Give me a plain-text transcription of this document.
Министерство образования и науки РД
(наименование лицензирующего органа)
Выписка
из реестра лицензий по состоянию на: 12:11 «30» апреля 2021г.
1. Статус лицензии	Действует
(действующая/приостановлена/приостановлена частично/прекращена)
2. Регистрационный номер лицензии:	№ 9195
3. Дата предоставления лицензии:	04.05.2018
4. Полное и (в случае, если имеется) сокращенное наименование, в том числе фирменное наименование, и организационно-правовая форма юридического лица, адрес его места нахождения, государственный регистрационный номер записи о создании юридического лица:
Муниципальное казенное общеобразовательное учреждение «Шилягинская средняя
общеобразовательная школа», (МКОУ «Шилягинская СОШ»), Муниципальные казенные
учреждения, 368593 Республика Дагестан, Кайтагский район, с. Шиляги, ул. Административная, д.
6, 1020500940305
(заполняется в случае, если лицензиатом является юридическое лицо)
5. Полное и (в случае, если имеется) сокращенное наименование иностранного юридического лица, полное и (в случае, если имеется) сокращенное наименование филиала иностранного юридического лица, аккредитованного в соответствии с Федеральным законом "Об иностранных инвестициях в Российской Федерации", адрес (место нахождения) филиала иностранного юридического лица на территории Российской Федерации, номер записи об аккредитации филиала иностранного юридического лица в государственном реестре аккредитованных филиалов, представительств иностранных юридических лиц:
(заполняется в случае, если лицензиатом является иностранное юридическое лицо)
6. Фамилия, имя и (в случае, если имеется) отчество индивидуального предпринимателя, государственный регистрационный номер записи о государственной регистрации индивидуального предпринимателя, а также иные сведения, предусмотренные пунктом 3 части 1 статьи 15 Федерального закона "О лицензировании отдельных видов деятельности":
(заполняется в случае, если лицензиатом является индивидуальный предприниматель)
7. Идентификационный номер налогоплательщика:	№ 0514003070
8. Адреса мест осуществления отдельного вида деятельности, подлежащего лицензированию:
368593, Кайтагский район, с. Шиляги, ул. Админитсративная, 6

++++++++++

Return the material exactly as it stands.

▸ **Exercise output**
Give me a plain-text transcription of this document.
Министерство образования и науки РД
(наименование лицензирующего органа)
Выписка
из реестра лицензий по состоянию на: 12:11 «30» апреля 2021г.
1. Статус лицензии	Действует
(действующая/приостановлена/приостановлена частично/прекращена)
2. Регистрационный номер лицензии:	№ 9195
3. Дата предоставления лицензии:	04.05.2018
4. Полное и (в случае, если имеется) сокращенное наименование, в том числе фирменное наименование, и организационно-правовая форма юридического лица, адрес его места нахождения, государственный регистрационный номер записи о создании юридического лица:
Муниципальное казенное общеобразовательное учреждение «Шилягинская средняя
общеобразовательная школа», (МКОУ «Шилягинская СОШ»), Муниципальные казенные
учреждения, 368593 Республика Дагестан, Кайтагский район, с. Шиляги, ул. Административная, д.
6, 1020500940305
(заполняется в случае, если лицензиатом является юридическое лицо)
5. Полное и (в случае, если имеется) сокращенное наименование иностранного юридического лица, полное и (в случае, если имеется) сокращенное наименование филиала иностранного юридического лица, аккредитованного в соответствии с Федеральным законом "Об иностранных инвестициях в Российской Федерации", адрес (место нахождения) филиала иностранного юридического лица на территории Российской Федерации, номер записи об аккредитации филиала иностранного юридического лица в государственном реестре аккредитованных филиалов, представительств иностранных юридических лиц:
(заполняется в случае, если лицензиатом является иностранное юридическое лицо)
6. Фамилия, имя и (в случае, если имеется) отчество индивидуального предпринимателя, государственный регистрационный номер записи о государственной регистрации индивидуального предпринимателя, а также иные сведения, предусмотренные пунктом 3 части 1 статьи 15 Федерального закона "О лицензировании отдельных видов деятельности":
(заполняется в случае, если лицензиатом является индивидуальный предприниматель)
7. Идентификационный номер налогоплательщика:	№ 0514003070
8. Адреса мест осуществления отдельного вида деятельности, подлежащего лицензированию:
368593, Кайтагский район, с. Шиляги, ул. Админитсративная, 6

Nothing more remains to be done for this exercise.